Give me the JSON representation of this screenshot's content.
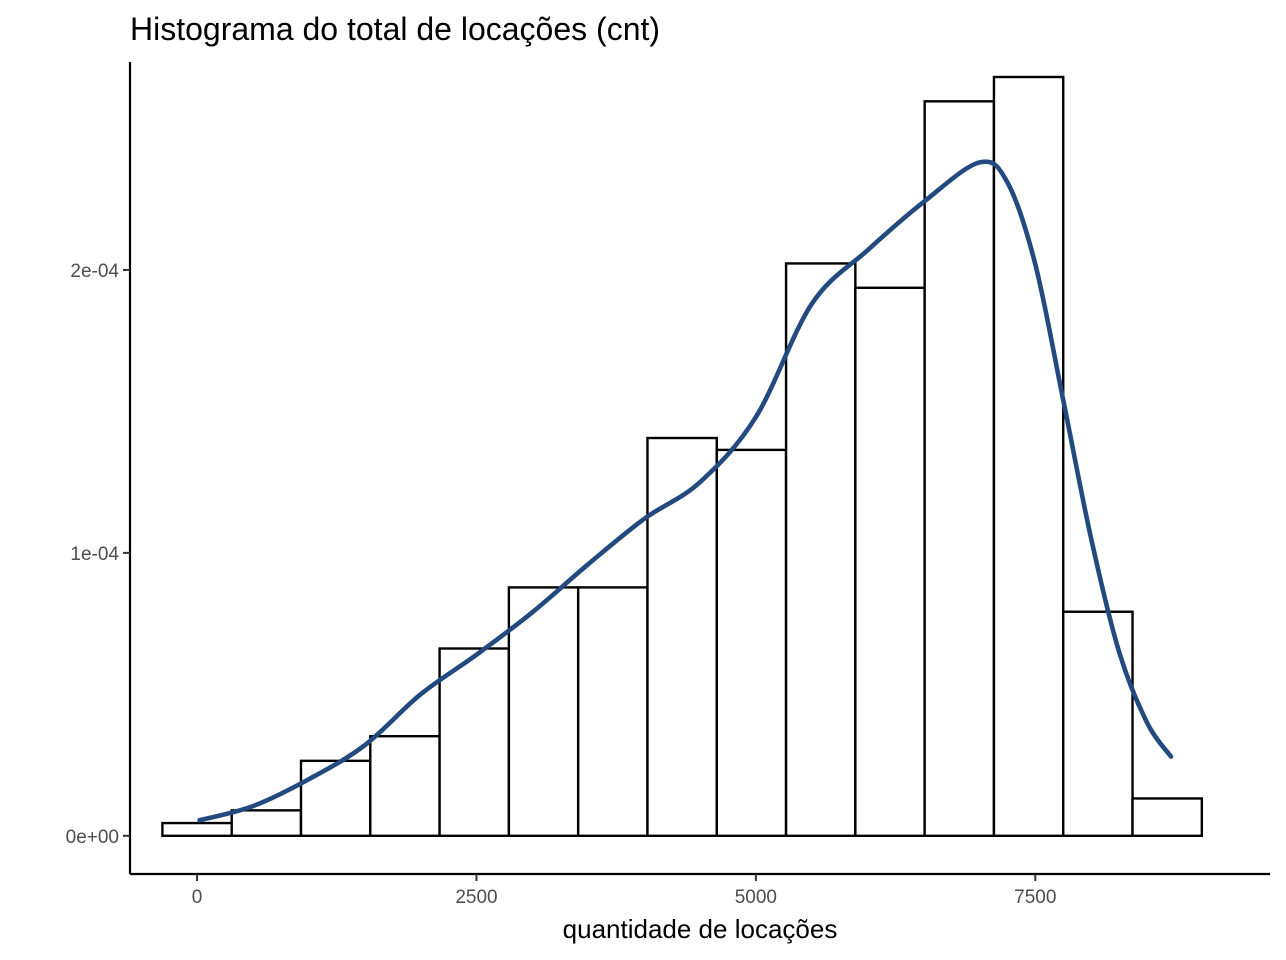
{
  "chart_data": {
    "type": "bar",
    "title": "Histograma do total de locações (cnt)",
    "xlabel": "quantidade de locações",
    "ylabel": "",
    "xlim": [
      -600,
      9600
    ],
    "ylim": [
      -1.35e-05,
      0.0002735
    ],
    "x_ticks": [
      {
        "value": 0,
        "label": "0"
      },
      {
        "value": 2500,
        "label": "2500"
      },
      {
        "value": 5000,
        "label": "5000"
      },
      {
        "value": 7500,
        "label": "7500"
      }
    ],
    "y_ticks": [
      {
        "value": 0,
        "label": "0e+00"
      },
      {
        "value": 0.0001,
        "label": "1e-04"
      },
      {
        "value": 0.0002,
        "label": "2e-04"
      }
    ],
    "bins": [
      {
        "x0": -310,
        "x1": 310,
        "density": 4.5e-06
      },
      {
        "x0": 310,
        "x1": 930,
        "density": 9e-06
      },
      {
        "x0": 930,
        "x1": 1550,
        "density": 2.65e-05
      },
      {
        "x0": 1550,
        "x1": 2170,
        "density": 3.52e-05
      },
      {
        "x0": 2170,
        "x1": 2790,
        "density": 6.62e-05
      },
      {
        "x0": 2790,
        "x1": 3410,
        "density": 8.78e-05
      },
      {
        "x0": 3410,
        "x1": 4030,
        "density": 8.78e-05
      },
      {
        "x0": 4030,
        "x1": 4650,
        "density": 0.0001406
      },
      {
        "x0": 4650,
        "x1": 5270,
        "density": 0.0001364
      },
      {
        "x0": 5270,
        "x1": 5890,
        "density": 0.0002023
      },
      {
        "x0": 5890,
        "x1": 6510,
        "density": 0.0001937
      },
      {
        "x0": 6510,
        "x1": 7130,
        "density": 0.0002596
      },
      {
        "x0": 7130,
        "x1": 7750,
        "density": 0.0002682
      },
      {
        "x0": 7750,
        "x1": 8370,
        "density": 7.92e-05
      },
      {
        "x0": 8370,
        "x1": 8990,
        "density": 1.32e-05
      }
    ],
    "density_curve": {
      "color": "#224a7e",
      "x": [
        22,
        500,
        1000,
        1500,
        2000,
        2500,
        3000,
        3500,
        4000,
        4500,
        5000,
        5500,
        6000,
        6500,
        7000,
        7250,
        7500,
        7750,
        8000,
        8250,
        8500,
        8714
      ],
      "y": [
        5.5e-06,
        1.05e-05,
        2e-05,
        3.2e-05,
        5e-05,
        6.4e-05,
        7.9e-05,
        9.6e-05,
        0.000112,
        0.000125,
        0.000148,
        0.000188,
        0.000207,
        0.000224,
        0.000238,
        0.000231,
        0.000202,
        0.000154,
        0.000105,
        6.5e-05,
        4e-05,
        2.8e-05
      ]
    },
    "grid": false,
    "legend": "none"
  }
}
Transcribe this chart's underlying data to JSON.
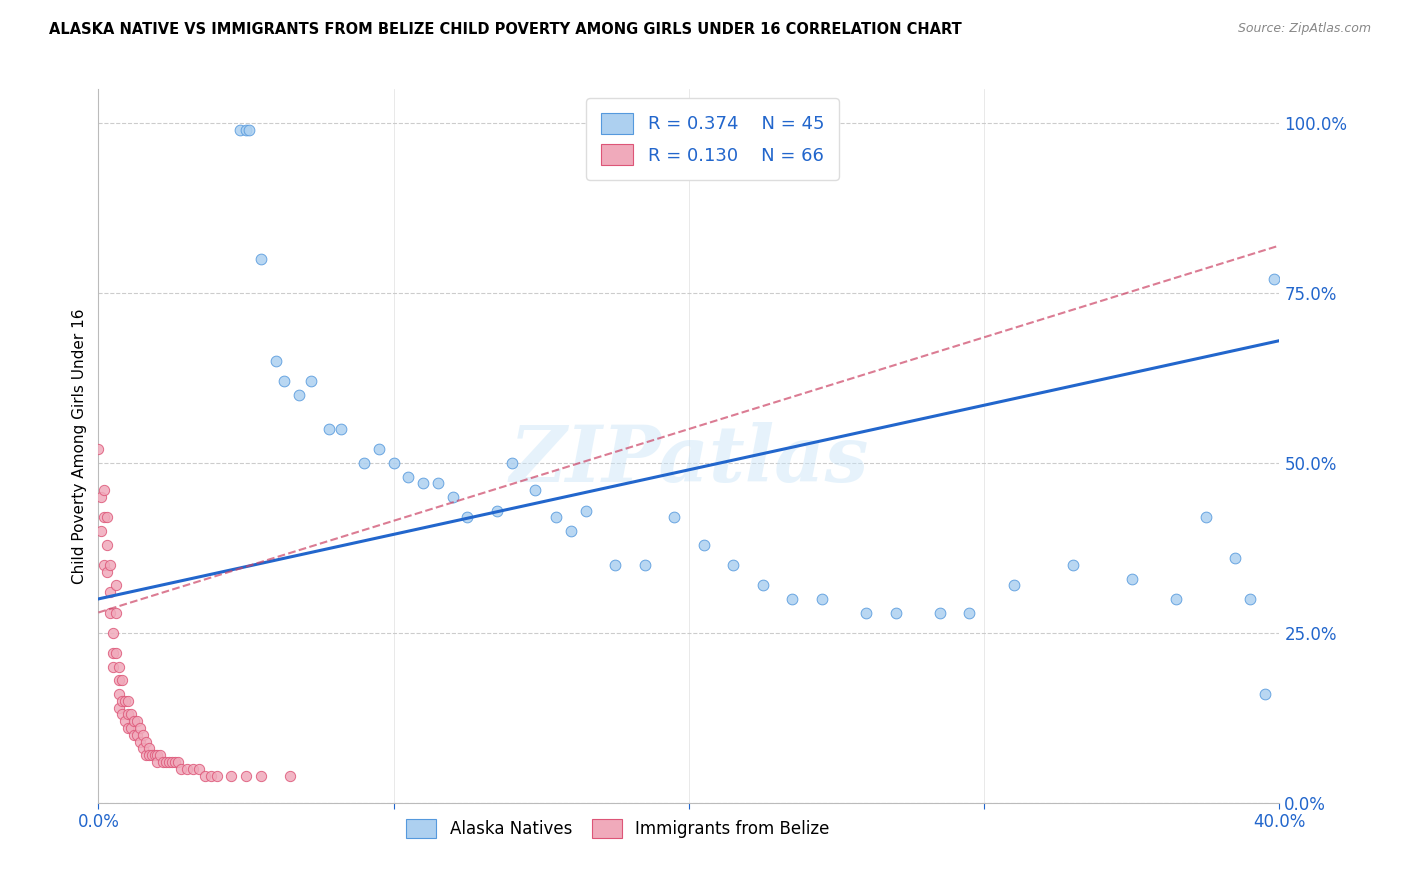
{
  "title": "ALASKA NATIVE VS IMMIGRANTS FROM BELIZE CHILD POVERTY AMONG GIRLS UNDER 16 CORRELATION CHART",
  "source": "Source: ZipAtlas.com",
  "ylabel": "Child Poverty Among Girls Under 16",
  "ytick_vals": [
    0.0,
    0.25,
    0.5,
    0.75,
    1.0
  ],
  "alaska_R": 0.374,
  "alaska_N": 45,
  "belize_R": 0.13,
  "belize_N": 66,
  "alaska_color": "#add0f0",
  "alaska_edge_color": "#5599dd",
  "belize_color": "#f0aabb",
  "belize_edge_color": "#dd5577",
  "alaska_line_color": "#2266cc",
  "belize_line_color": "#cc4466",
  "watermark": "ZIPatlas",
  "alaska_x": [
    0.048,
    0.05,
    0.051,
    0.055,
    0.06,
    0.063,
    0.068,
    0.072,
    0.078,
    0.082,
    0.09,
    0.095,
    0.1,
    0.105,
    0.11,
    0.115,
    0.12,
    0.125,
    0.135,
    0.14,
    0.148,
    0.155,
    0.16,
    0.165,
    0.175,
    0.185,
    0.195,
    0.205,
    0.215,
    0.225,
    0.235,
    0.245,
    0.26,
    0.27,
    0.285,
    0.295,
    0.31,
    0.33,
    0.35,
    0.365,
    0.375,
    0.385,
    0.39,
    0.395,
    0.398
  ],
  "alaska_y": [
    0.99,
    0.99,
    0.99,
    0.8,
    0.65,
    0.62,
    0.6,
    0.62,
    0.55,
    0.55,
    0.5,
    0.52,
    0.5,
    0.48,
    0.47,
    0.47,
    0.45,
    0.42,
    0.43,
    0.5,
    0.46,
    0.42,
    0.4,
    0.43,
    0.35,
    0.35,
    0.42,
    0.38,
    0.35,
    0.32,
    0.3,
    0.3,
    0.28,
    0.28,
    0.28,
    0.28,
    0.32,
    0.35,
    0.33,
    0.3,
    0.42,
    0.36,
    0.3,
    0.16,
    0.77
  ],
  "belize_x": [
    0.0,
    0.001,
    0.001,
    0.002,
    0.002,
    0.002,
    0.003,
    0.003,
    0.003,
    0.004,
    0.004,
    0.004,
    0.005,
    0.005,
    0.005,
    0.006,
    0.006,
    0.006,
    0.007,
    0.007,
    0.007,
    0.007,
    0.008,
    0.008,
    0.008,
    0.009,
    0.009,
    0.01,
    0.01,
    0.01,
    0.011,
    0.011,
    0.012,
    0.012,
    0.013,
    0.013,
    0.014,
    0.014,
    0.015,
    0.015,
    0.016,
    0.016,
    0.017,
    0.017,
    0.018,
    0.019,
    0.02,
    0.02,
    0.021,
    0.022,
    0.023,
    0.024,
    0.025,
    0.026,
    0.027,
    0.028,
    0.03,
    0.032,
    0.034,
    0.036,
    0.038,
    0.04,
    0.045,
    0.05,
    0.055,
    0.065
  ],
  "belize_y": [
    0.52,
    0.45,
    0.4,
    0.46,
    0.42,
    0.35,
    0.42,
    0.38,
    0.34,
    0.35,
    0.31,
    0.28,
    0.25,
    0.22,
    0.2,
    0.32,
    0.28,
    0.22,
    0.2,
    0.18,
    0.16,
    0.14,
    0.18,
    0.15,
    0.13,
    0.15,
    0.12,
    0.15,
    0.13,
    0.11,
    0.13,
    0.11,
    0.12,
    0.1,
    0.12,
    0.1,
    0.11,
    0.09,
    0.1,
    0.08,
    0.09,
    0.07,
    0.08,
    0.07,
    0.07,
    0.07,
    0.07,
    0.06,
    0.07,
    0.06,
    0.06,
    0.06,
    0.06,
    0.06,
    0.06,
    0.05,
    0.05,
    0.05,
    0.05,
    0.04,
    0.04,
    0.04,
    0.04,
    0.04,
    0.04,
    0.04
  ]
}
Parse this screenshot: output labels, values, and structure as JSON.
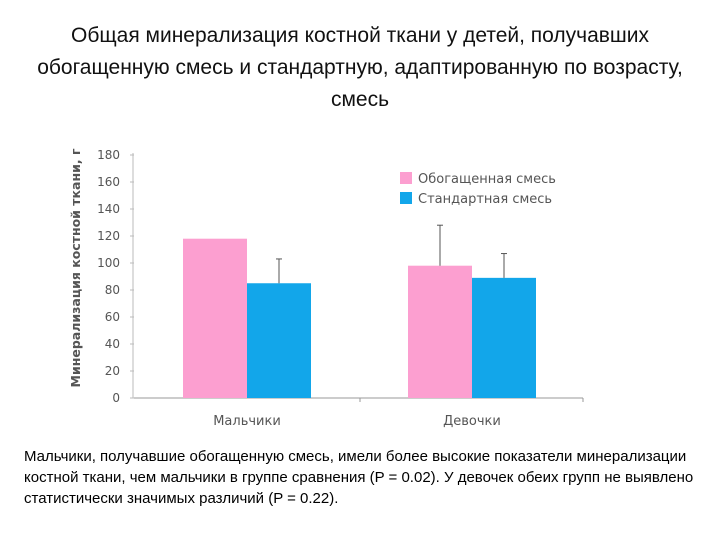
{
  "page": {
    "title": "Общая минерализация костной ткани у детей, получавших обогащенную смесь и стандартную, адаптированную по возрасту, смесь",
    "caption": "Мальчики, получавшие обогащенную смесь, имели более высокие показатели минерализации костной ткани, чем мальчики в группе сравнения (P = 0.02). У девочек обеих групп не выявлено статистически значимых различий (P = 0.22)."
  },
  "chart_data": {
    "type": "bar",
    "title": "",
    "ylabel": "Минерализация костной ткани, г",
    "xlabel": "",
    "ylim": [
      0,
      180
    ],
    "yticks": [
      "0",
      "20",
      "40",
      "60",
      "80",
      "100",
      "120",
      "140",
      "160",
      "180"
    ],
    "categories": [
      "Мальчики",
      "Девочки"
    ],
    "series": [
      {
        "name": "Обогащенная смесь",
        "color": "#fc9fd0",
        "values": [
          118,
          98
        ],
        "error_upper": [
          null,
          128
        ]
      },
      {
        "name": "Стандартная смесь",
        "color": "#12a6ea",
        "values": [
          85,
          89
        ],
        "error_upper": [
          103,
          107
        ]
      }
    ],
    "legend": "top-right",
    "grid": false
  }
}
---------------
Instructions to follow: Copy all lines from the listing that contain "смесь".

Output below:
    "title": "Общая минерализация костной ткани у детей, получавших обогащенную смесь и стандартную, адаптированную по возрасту, смесь",
    "caption": "Мальчики, получавшие обогащенную смесь, имели более высокие показатели минерализации костной ткани, чем мальчики в группе сравнения (P = 0.02). У девочек обеих групп не выявлено статистически значимых различий (P = 0.22)."
        "name": "Обогащенная смесь",
        "name": "Стандартная смесь",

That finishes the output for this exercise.